#### Short exercise 1
In the Oak Room article, how many wooden components were packed away after the room was dismantled?
[START Supplied text]
The stunning restored Oak Room within V&A Dundee’s Scottish Design Galleries.
The stunning restored Oak Room within V&A Dundee’s Scottish Design Galleries.

As we approach the 152nd anniversary of Charles Rennie Mackintosh’s birth, The Courier exclusively reveals a film charting the restoration of the designer and architect’s iconic Oak Room, housed within V&A Dundee.

For almost 50 years, it was a forgotten, sleeping giant, hidden away in a city council store.

Saved from demolition in 1971, the Oak Room interiors – designed for Miss Cranston’s Ingram Street Tearooms in Glasgow in 1907 – show architect Charles Rennie Mackintosh at the height of his success.

The timber-lined room was dismantled and its 800 wooden components were carefully packed away in the council’s stores for half a century.

It lay there, untouched, until an extensive research project was launched to bring the Oak Room back to life.

In September 2018, the beautifully restored Oak Room went on permanent display at V&A Dundee, forming the jewel in the crown for the museum’s Scottish Design Galleries.

To many, the Oak Room is Mackintosh’s lost masterpiece and visitors flock in their millions to see it on display in Dundee.

Now a new film charting the painstaking conservation project can be exclusively revealed by The Courier  ahead of the 152nd anniversary of Mackintosh’s birth on June 7.

Here it is…

 

Tearoom

The Oak Room is one of a number of tearooms that Mackintosh designed for Miss Catherine Cranston, who was a tearoom entrepreneur in Glasgow at the beginning of the 20th century.

It was the largest Mackintosh interior for Miss Cranston’s Ingram Street Tearooms.
[END Supplied text]
[START Task input]
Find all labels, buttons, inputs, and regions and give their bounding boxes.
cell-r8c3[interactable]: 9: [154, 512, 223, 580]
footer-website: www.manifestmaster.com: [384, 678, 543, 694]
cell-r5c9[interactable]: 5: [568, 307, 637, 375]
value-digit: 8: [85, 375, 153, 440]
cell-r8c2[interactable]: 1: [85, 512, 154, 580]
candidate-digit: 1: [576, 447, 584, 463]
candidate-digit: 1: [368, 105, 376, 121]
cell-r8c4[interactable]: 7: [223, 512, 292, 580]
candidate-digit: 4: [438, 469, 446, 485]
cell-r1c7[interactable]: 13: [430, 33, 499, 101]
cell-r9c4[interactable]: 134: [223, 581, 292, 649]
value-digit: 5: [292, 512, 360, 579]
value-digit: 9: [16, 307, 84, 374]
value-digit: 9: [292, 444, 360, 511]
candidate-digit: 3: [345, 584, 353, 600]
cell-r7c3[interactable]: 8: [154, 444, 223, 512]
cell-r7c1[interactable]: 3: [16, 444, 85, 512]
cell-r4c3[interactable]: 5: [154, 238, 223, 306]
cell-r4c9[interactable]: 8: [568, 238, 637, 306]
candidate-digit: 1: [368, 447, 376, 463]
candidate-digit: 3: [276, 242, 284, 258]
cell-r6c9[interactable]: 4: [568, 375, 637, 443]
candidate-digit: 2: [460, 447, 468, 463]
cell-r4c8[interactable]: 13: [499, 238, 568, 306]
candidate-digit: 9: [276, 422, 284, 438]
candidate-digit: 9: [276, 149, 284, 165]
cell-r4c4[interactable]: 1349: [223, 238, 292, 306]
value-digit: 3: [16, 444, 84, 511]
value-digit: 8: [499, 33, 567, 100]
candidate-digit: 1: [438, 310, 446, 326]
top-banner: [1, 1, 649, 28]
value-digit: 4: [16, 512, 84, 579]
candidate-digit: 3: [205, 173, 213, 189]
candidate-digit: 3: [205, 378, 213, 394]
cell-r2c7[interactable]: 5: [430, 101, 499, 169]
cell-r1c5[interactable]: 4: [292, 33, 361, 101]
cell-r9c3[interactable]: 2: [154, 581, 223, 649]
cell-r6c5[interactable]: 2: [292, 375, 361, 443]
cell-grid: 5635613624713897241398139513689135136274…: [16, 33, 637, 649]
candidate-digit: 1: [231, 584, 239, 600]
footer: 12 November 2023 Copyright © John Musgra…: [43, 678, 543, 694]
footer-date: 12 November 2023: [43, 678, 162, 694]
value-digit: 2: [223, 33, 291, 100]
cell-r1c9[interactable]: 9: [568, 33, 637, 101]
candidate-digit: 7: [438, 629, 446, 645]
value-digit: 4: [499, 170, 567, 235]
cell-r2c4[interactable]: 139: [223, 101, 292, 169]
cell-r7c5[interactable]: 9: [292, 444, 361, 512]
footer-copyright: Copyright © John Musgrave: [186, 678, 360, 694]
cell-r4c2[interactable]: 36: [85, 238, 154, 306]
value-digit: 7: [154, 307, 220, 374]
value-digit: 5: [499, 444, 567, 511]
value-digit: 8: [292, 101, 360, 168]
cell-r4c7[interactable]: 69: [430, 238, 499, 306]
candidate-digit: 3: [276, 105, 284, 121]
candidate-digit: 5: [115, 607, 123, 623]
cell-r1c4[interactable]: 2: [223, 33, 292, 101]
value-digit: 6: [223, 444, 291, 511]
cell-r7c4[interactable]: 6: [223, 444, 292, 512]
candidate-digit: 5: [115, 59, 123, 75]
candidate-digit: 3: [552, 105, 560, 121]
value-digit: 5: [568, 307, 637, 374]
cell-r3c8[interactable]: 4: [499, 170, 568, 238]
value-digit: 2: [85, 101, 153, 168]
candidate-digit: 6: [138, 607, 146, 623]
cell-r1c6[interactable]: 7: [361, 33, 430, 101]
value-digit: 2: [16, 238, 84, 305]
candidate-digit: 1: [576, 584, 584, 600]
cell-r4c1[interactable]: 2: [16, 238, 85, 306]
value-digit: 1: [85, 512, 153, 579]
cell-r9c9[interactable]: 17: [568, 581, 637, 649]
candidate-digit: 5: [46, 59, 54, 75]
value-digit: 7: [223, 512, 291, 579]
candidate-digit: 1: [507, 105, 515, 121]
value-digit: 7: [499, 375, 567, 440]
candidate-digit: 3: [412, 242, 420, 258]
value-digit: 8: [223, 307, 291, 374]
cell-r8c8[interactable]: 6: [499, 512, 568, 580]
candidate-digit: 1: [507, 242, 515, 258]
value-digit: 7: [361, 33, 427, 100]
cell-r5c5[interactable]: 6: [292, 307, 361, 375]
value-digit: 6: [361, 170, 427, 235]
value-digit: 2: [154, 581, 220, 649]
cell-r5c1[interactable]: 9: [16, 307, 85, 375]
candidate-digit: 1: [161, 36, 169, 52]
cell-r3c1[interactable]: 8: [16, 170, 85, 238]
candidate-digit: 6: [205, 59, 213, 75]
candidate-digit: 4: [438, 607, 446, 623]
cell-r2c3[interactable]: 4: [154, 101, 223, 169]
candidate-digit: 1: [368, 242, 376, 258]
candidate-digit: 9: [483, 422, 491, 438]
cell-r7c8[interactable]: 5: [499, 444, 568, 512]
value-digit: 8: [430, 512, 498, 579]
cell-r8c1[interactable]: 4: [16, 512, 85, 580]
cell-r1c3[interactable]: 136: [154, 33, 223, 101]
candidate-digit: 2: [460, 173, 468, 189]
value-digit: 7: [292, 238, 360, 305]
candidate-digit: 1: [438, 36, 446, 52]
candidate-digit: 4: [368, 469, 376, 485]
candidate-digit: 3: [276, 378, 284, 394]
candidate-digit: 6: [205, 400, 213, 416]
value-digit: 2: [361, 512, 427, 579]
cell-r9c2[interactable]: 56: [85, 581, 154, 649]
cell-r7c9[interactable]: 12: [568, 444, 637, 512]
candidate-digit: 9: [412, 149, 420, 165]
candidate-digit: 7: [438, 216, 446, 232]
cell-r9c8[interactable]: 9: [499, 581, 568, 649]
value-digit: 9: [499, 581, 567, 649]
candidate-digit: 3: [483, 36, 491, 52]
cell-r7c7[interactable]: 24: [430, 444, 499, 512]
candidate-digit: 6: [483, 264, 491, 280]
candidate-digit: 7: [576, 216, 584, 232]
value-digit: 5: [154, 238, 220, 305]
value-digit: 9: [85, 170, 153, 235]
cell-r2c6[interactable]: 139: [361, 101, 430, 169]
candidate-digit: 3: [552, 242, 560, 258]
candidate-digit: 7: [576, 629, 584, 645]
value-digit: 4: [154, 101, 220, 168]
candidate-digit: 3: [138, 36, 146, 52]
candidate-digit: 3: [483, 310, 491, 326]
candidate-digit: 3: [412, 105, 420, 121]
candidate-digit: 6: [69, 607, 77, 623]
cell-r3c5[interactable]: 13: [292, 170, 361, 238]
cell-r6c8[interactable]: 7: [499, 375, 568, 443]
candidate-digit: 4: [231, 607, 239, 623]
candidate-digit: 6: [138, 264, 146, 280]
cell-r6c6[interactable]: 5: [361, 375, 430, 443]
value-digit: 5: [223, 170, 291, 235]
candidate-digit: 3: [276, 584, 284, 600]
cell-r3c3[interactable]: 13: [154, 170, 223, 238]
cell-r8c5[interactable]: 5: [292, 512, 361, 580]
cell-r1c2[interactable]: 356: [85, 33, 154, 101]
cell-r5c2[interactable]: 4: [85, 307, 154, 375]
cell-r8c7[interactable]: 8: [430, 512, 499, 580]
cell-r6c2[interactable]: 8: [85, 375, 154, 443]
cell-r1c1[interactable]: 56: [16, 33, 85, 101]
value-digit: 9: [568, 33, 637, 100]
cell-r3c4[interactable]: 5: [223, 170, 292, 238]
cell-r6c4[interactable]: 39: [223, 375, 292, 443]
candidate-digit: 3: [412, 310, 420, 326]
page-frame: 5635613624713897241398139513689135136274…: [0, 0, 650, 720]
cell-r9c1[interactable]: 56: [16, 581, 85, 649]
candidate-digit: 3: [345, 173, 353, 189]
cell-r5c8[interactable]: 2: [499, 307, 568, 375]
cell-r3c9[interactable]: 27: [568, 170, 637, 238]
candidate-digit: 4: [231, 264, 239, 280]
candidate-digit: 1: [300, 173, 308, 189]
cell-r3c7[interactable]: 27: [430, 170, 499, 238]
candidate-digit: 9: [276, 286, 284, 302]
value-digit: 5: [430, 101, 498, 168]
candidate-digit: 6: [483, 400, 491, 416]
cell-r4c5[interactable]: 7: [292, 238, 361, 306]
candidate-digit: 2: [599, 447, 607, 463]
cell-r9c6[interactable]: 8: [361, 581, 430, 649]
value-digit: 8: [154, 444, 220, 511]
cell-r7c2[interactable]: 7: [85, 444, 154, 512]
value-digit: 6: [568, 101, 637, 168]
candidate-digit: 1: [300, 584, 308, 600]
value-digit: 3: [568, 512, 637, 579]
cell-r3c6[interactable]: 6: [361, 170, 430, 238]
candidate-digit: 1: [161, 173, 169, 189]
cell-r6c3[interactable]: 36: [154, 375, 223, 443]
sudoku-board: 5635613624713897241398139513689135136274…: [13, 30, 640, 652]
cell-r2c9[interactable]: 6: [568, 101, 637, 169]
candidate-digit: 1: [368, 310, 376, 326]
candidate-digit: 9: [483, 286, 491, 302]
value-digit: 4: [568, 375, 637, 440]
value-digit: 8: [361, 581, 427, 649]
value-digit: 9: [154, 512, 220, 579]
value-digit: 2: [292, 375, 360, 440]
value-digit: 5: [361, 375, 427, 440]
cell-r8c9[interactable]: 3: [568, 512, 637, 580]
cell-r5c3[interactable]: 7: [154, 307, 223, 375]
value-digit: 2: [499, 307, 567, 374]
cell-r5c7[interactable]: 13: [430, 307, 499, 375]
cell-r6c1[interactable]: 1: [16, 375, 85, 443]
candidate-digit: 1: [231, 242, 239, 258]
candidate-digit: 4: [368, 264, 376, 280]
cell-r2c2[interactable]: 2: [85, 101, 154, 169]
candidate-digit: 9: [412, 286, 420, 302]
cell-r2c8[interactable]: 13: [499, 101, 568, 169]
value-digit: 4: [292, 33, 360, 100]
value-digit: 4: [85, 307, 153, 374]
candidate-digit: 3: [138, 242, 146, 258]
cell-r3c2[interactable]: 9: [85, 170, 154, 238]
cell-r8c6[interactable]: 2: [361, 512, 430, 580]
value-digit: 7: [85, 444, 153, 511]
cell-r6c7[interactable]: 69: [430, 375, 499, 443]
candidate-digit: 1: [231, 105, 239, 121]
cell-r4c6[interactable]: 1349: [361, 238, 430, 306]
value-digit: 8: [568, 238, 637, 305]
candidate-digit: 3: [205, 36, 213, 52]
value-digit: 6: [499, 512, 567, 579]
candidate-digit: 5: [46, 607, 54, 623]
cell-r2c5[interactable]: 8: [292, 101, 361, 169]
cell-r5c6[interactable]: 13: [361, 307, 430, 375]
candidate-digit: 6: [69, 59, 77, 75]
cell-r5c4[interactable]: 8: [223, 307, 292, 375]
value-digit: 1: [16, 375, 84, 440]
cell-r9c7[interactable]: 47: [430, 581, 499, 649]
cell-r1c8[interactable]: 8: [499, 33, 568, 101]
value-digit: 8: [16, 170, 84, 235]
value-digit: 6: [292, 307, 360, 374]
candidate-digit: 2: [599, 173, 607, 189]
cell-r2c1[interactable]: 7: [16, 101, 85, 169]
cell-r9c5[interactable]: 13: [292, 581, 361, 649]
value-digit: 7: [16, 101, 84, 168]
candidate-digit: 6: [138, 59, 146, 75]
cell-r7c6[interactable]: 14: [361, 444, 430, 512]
[END Task input]
#### Short exercise 2
Please echo the records verbatim, covering the stretch from their first line through the line that contains "value-digit: 9: [16, 307, 84, 374]".

#### Task answer 1
800

#### Task answer 2
Find all labels, buttons, inputs, and regions and give their bounding boxes.
cell-r8c3[interactable]: 9: [154, 512, 223, 580]
footer-website: www.manifestmaster.com: [384, 678, 543, 694]
cell-r5c9[interactable]: 5: [568, 307, 637, 375]
value-digit: 8: [85, 375, 153, 440]
cell-r8c2[interactable]: 1: [85, 512, 154, 580]
candidate-digit: 1: [576, 447, 584, 463]
candidate-digit: 1: [368, 105, 376, 121]
cell-r8c4[interactable]: 7: [223, 512, 292, 580]
candidate-digit: 4: [438, 469, 446, 485]
cell-r1c7[interactable]: 13: [430, 33, 499, 101]
cell-r9c4[interactable]: 134: [223, 581, 292, 649]
value-digit: 5: [292, 512, 360, 579]
value-digit: 9: [16, 307, 84, 374]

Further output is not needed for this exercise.